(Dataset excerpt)
☆ ☆ ☆ ☆ ☆ ☆ ☆

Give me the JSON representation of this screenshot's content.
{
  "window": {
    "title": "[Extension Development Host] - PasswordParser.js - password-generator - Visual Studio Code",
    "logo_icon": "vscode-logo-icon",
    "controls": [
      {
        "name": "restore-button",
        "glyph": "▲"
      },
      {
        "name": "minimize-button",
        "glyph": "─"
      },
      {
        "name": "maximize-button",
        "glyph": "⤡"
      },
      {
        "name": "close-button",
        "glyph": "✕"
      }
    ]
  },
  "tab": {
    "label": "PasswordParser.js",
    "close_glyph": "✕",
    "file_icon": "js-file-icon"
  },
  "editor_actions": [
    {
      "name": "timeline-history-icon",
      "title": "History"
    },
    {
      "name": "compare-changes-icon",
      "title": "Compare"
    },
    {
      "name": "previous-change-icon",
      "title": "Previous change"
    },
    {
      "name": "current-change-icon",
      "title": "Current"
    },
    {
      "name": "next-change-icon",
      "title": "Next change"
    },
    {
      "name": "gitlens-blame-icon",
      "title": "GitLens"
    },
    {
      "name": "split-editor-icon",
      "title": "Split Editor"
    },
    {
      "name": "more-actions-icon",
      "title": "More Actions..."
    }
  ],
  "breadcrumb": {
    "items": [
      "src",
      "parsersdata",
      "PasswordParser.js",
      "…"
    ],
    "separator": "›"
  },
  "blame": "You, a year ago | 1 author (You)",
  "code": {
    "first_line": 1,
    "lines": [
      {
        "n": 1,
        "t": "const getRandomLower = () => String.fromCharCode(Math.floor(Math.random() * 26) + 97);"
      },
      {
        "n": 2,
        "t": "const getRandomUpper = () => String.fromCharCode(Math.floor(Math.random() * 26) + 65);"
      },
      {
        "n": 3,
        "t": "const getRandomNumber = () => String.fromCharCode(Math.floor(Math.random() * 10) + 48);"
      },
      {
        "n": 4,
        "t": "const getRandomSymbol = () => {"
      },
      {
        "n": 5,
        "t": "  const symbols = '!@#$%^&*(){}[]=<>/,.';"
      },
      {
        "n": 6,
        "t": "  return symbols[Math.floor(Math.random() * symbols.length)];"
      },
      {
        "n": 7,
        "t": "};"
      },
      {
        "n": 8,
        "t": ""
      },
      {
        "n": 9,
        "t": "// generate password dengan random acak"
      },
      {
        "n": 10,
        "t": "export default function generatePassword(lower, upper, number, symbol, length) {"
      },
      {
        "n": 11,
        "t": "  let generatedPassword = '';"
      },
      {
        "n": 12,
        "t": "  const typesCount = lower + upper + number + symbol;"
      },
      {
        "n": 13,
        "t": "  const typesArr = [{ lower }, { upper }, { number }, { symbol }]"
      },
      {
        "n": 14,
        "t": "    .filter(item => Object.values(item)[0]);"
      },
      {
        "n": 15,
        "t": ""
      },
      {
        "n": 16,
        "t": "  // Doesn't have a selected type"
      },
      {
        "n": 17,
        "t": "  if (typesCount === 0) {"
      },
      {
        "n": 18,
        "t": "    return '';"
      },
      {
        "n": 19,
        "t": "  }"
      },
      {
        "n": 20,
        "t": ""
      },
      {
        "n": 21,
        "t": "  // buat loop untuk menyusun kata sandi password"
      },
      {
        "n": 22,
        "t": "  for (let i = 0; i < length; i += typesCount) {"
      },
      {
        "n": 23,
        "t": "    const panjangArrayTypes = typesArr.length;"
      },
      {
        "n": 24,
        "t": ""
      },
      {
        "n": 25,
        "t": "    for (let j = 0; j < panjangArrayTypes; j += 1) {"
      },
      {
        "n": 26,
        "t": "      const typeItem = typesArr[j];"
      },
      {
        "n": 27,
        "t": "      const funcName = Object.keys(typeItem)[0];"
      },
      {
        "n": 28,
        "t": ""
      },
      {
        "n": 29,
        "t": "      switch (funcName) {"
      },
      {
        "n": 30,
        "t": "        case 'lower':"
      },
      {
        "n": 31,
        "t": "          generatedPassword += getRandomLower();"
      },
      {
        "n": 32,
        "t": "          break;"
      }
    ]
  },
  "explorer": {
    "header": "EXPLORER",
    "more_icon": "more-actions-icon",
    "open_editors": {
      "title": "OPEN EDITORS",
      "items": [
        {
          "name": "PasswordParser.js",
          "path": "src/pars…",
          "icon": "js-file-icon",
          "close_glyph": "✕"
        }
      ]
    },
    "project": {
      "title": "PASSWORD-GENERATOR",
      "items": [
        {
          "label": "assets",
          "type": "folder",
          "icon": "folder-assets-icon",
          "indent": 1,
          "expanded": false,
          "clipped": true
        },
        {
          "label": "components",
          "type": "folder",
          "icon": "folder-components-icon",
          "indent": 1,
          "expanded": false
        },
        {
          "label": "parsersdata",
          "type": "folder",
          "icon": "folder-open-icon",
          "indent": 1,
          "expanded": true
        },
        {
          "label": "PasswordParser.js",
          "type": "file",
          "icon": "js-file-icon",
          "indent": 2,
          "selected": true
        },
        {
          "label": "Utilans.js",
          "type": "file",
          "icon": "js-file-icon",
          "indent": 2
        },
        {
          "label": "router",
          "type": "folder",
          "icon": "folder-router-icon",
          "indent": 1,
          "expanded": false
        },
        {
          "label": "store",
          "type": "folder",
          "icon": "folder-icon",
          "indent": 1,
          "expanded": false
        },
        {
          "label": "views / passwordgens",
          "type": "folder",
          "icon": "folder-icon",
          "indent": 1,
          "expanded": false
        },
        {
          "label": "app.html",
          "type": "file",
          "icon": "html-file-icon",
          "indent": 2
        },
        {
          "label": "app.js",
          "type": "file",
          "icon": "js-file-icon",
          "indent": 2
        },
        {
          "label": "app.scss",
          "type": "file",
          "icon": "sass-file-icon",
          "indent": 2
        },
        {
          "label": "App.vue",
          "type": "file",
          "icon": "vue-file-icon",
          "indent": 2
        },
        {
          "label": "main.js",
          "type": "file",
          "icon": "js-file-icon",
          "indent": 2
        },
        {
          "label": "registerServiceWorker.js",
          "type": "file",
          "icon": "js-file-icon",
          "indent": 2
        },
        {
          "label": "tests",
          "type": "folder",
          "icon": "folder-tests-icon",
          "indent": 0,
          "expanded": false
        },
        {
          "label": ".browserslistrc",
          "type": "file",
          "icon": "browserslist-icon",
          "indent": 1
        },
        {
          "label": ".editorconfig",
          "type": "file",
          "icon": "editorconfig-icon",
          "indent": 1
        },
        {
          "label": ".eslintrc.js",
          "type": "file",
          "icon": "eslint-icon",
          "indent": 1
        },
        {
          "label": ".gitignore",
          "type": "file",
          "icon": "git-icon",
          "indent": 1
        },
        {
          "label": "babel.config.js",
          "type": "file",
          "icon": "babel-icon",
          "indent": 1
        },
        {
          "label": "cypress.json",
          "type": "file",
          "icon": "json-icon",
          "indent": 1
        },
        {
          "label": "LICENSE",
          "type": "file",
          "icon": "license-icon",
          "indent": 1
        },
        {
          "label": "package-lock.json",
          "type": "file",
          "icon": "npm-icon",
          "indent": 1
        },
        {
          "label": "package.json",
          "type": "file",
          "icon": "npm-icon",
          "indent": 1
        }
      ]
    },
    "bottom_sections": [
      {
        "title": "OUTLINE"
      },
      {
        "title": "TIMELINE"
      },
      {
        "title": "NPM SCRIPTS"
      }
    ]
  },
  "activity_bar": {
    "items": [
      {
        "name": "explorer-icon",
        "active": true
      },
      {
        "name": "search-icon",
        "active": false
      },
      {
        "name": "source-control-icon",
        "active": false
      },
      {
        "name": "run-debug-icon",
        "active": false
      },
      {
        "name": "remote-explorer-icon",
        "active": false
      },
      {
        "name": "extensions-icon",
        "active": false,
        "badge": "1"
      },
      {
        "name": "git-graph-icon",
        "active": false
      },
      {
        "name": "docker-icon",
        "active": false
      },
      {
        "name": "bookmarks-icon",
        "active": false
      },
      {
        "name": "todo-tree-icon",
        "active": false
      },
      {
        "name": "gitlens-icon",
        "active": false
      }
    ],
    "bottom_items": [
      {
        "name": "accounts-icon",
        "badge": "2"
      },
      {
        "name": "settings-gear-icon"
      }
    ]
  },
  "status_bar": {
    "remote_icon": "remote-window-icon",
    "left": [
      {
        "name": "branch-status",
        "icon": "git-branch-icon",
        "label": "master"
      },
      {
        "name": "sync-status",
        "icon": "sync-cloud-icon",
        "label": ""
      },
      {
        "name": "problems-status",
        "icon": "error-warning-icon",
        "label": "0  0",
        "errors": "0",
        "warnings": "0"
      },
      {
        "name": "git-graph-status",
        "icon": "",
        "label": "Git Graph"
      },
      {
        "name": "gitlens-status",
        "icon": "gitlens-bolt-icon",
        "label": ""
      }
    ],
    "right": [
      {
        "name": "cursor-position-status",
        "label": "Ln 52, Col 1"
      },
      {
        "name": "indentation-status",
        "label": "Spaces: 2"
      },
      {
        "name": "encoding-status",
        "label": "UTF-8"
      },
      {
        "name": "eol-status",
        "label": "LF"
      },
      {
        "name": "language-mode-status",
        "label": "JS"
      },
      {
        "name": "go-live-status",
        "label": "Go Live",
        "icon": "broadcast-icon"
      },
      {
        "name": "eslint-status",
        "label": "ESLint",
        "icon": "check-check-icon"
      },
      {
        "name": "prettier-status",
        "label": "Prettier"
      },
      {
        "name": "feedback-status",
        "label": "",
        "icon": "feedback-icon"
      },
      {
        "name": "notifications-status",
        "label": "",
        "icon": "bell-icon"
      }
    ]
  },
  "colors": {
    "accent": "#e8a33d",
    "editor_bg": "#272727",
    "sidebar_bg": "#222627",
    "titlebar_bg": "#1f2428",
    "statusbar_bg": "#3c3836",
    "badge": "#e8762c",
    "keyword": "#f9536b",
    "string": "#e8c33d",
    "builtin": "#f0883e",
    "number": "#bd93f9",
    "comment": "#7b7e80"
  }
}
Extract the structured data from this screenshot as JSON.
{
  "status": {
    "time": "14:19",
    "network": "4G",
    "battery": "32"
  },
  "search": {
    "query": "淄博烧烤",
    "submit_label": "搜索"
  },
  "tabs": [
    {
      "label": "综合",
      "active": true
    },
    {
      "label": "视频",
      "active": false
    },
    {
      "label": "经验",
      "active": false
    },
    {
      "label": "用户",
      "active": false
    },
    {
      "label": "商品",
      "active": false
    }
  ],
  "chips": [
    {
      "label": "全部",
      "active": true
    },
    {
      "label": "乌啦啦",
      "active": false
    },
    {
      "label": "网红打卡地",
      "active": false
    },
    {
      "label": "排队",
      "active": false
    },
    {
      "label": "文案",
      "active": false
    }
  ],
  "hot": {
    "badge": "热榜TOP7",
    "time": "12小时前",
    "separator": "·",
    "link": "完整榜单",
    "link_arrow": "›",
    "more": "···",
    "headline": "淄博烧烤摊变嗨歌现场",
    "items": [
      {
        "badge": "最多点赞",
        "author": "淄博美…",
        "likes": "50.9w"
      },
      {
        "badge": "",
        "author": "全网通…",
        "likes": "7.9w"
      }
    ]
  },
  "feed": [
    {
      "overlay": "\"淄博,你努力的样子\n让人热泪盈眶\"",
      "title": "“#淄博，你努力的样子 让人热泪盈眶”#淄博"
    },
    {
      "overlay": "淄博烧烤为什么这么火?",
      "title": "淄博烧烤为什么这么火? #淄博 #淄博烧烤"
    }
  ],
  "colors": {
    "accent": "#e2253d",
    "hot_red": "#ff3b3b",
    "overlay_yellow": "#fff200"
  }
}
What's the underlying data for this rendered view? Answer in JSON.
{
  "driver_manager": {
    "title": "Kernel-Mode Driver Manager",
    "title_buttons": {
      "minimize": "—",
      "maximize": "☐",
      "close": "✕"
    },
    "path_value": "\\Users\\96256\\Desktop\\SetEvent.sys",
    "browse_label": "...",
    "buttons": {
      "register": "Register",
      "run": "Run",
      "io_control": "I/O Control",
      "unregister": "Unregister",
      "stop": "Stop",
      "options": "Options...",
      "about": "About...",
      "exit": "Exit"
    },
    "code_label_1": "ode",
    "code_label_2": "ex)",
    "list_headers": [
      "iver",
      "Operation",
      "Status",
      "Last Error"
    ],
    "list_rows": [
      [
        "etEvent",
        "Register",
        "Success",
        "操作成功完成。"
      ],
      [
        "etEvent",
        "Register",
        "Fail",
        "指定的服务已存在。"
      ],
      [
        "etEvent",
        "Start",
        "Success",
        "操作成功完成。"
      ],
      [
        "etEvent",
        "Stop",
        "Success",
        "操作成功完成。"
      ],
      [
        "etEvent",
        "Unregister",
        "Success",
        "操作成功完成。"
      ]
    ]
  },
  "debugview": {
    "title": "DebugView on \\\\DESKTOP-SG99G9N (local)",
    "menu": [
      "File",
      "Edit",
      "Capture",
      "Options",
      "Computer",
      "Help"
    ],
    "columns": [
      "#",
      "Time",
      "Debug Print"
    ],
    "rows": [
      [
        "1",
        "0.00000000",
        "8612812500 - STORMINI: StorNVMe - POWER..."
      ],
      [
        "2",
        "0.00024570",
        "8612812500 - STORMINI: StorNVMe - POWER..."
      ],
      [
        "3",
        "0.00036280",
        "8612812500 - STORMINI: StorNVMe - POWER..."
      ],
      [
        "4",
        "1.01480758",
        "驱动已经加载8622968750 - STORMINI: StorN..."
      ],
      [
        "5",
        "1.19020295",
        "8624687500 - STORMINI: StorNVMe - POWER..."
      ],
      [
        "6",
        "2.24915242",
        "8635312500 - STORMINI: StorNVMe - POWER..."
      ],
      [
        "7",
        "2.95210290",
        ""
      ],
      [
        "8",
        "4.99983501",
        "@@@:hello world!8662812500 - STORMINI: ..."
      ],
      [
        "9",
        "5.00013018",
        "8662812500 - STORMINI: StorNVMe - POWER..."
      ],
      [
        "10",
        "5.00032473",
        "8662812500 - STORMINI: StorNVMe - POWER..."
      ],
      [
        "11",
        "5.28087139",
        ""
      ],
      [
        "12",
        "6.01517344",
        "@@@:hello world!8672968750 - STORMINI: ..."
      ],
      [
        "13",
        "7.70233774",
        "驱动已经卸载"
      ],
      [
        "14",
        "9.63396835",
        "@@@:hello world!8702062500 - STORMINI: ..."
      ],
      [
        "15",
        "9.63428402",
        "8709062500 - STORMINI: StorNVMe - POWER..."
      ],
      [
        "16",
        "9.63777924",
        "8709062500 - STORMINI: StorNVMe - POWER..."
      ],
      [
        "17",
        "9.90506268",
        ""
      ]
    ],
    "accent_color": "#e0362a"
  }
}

☆ ☆ ☆ ☆ ☆ ☆ ☆

### Directions for this task
Pick out every line above that holds the word "editorconfig" and copy it.

### Task solution
          "label": ".editorconfig",
          "icon": "editorconfig-icon",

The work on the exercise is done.